What you will do
List every line in this data where the string "subtitle" occurs.

......

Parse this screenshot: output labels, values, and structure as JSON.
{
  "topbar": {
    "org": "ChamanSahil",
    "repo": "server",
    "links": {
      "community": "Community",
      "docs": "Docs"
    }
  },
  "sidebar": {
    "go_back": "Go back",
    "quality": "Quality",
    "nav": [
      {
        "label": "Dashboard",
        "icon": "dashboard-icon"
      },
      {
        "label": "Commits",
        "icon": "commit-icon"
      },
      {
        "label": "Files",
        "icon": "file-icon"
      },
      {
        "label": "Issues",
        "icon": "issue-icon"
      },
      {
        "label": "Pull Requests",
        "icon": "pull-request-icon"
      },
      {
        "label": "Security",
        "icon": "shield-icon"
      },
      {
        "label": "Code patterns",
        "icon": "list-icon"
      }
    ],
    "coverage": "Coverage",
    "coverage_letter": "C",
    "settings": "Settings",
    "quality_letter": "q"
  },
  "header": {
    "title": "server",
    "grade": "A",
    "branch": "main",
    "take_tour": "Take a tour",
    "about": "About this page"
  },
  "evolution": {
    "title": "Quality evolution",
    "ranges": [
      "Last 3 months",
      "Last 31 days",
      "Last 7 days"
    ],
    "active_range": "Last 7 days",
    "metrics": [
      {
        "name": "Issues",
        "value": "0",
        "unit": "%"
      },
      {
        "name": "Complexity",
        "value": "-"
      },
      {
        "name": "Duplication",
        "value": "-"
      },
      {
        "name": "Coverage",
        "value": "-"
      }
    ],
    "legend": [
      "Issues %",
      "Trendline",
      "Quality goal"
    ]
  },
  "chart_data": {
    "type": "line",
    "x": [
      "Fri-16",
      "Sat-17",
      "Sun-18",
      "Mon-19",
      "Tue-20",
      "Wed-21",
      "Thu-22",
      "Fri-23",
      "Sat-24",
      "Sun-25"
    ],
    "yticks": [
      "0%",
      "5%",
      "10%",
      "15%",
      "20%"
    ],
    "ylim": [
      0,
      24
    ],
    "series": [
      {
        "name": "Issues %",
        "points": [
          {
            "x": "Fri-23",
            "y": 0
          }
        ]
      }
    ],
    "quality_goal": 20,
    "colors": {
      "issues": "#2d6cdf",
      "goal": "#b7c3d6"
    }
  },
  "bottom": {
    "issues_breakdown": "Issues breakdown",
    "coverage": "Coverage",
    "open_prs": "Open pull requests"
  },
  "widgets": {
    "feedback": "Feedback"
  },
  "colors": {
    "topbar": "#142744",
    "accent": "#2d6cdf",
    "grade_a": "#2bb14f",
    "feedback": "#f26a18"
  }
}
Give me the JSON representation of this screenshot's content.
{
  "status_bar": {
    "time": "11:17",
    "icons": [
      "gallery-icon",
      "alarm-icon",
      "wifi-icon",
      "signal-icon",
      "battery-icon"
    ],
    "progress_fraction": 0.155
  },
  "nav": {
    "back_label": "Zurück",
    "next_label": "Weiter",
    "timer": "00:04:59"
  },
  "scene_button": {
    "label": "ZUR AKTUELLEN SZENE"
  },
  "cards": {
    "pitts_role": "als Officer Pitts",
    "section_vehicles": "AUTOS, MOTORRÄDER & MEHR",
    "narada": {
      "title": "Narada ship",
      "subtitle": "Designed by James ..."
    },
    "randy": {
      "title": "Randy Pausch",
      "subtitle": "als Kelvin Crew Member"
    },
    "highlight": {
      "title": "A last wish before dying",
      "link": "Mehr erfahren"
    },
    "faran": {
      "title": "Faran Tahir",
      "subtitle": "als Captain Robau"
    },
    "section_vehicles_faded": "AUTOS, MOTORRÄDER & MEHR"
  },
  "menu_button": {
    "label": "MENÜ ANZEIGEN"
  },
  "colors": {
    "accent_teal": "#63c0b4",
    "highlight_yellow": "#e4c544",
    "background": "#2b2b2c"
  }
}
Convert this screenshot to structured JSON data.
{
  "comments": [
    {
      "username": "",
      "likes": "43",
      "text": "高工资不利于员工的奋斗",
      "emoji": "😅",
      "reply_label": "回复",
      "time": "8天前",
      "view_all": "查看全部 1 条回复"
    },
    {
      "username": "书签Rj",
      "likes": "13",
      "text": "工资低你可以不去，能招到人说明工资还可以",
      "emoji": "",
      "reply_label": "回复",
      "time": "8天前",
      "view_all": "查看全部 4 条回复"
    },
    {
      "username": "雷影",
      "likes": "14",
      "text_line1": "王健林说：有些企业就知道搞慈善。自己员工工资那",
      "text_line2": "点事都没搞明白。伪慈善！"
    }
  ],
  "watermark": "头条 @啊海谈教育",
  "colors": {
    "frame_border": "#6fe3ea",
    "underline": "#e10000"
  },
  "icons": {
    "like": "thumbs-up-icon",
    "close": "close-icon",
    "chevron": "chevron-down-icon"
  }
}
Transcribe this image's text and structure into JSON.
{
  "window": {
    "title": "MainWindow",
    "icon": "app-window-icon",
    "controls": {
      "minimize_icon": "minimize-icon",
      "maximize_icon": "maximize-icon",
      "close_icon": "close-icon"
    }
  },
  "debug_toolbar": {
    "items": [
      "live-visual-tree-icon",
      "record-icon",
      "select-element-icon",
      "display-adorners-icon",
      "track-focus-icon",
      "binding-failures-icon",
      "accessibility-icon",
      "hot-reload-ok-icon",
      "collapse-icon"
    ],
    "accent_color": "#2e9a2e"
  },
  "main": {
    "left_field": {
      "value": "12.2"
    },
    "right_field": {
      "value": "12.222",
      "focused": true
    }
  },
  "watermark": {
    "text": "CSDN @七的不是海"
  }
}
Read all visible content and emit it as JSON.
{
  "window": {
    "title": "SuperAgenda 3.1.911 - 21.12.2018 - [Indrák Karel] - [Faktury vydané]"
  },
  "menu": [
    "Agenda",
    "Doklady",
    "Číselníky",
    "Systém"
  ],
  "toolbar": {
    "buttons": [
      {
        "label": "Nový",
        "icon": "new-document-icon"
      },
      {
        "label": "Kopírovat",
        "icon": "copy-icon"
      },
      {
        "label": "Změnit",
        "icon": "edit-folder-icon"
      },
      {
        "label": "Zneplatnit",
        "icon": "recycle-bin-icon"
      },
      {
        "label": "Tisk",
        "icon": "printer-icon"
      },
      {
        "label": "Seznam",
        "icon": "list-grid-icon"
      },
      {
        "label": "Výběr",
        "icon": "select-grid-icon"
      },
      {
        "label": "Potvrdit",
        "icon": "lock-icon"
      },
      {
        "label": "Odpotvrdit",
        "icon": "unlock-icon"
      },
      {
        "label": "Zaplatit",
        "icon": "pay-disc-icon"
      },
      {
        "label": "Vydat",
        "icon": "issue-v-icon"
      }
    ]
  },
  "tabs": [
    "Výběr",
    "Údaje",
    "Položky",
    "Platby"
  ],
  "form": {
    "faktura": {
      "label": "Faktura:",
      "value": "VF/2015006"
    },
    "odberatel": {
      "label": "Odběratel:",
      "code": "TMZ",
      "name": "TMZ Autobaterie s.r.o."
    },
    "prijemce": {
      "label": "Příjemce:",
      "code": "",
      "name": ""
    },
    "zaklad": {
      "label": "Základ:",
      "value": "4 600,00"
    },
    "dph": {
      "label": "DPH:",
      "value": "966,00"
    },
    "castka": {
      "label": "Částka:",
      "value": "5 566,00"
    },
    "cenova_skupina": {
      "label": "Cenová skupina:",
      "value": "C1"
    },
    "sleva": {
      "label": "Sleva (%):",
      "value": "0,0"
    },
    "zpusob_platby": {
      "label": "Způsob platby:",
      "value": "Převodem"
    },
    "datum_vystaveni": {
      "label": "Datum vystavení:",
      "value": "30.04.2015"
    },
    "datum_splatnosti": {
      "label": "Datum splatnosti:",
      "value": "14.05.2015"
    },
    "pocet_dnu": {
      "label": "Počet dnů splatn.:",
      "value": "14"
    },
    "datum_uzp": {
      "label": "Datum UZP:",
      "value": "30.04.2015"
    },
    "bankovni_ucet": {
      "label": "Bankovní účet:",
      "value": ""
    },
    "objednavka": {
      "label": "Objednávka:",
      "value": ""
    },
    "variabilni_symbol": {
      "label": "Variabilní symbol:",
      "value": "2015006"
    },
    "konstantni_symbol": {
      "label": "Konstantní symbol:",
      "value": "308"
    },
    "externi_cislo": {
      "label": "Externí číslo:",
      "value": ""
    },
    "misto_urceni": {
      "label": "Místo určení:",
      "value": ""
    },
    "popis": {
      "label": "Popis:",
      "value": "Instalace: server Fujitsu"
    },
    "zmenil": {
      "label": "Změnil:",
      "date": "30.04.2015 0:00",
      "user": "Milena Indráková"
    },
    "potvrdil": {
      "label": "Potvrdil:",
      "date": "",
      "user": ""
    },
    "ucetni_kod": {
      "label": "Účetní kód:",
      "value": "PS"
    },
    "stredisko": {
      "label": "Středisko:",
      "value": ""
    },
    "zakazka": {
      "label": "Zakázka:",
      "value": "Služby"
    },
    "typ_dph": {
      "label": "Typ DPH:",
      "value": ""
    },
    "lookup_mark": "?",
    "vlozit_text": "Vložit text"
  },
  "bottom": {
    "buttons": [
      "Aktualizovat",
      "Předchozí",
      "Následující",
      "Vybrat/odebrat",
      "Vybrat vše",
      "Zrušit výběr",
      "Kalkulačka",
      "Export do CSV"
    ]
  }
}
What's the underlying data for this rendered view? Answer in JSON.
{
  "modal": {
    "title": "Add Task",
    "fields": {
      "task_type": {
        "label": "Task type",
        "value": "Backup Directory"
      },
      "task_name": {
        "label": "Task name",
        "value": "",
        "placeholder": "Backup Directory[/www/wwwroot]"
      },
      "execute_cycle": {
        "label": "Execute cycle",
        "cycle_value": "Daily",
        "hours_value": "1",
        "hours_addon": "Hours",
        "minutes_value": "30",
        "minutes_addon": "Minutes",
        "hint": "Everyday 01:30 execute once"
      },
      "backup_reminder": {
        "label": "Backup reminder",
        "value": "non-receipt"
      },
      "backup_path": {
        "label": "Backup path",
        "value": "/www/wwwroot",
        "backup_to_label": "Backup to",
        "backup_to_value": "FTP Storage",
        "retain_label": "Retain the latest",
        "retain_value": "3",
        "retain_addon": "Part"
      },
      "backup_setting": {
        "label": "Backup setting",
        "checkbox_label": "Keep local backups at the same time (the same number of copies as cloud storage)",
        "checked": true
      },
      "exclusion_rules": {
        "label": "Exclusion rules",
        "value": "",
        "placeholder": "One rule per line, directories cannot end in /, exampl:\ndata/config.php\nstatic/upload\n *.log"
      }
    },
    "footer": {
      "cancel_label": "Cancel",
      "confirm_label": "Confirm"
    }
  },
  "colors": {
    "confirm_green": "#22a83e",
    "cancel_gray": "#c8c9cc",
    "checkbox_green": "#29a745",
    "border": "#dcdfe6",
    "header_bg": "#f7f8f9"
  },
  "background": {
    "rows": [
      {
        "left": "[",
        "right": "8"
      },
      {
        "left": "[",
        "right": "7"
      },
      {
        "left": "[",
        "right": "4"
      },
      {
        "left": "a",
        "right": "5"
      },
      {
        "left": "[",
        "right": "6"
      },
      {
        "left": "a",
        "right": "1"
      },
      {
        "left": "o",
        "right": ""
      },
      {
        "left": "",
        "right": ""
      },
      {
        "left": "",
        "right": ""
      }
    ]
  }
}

......

Response
      "subtitle": "Designed by James ..."
      "subtitle": "als Kelvin Crew Member"
      "subtitle": "als Captain Robau"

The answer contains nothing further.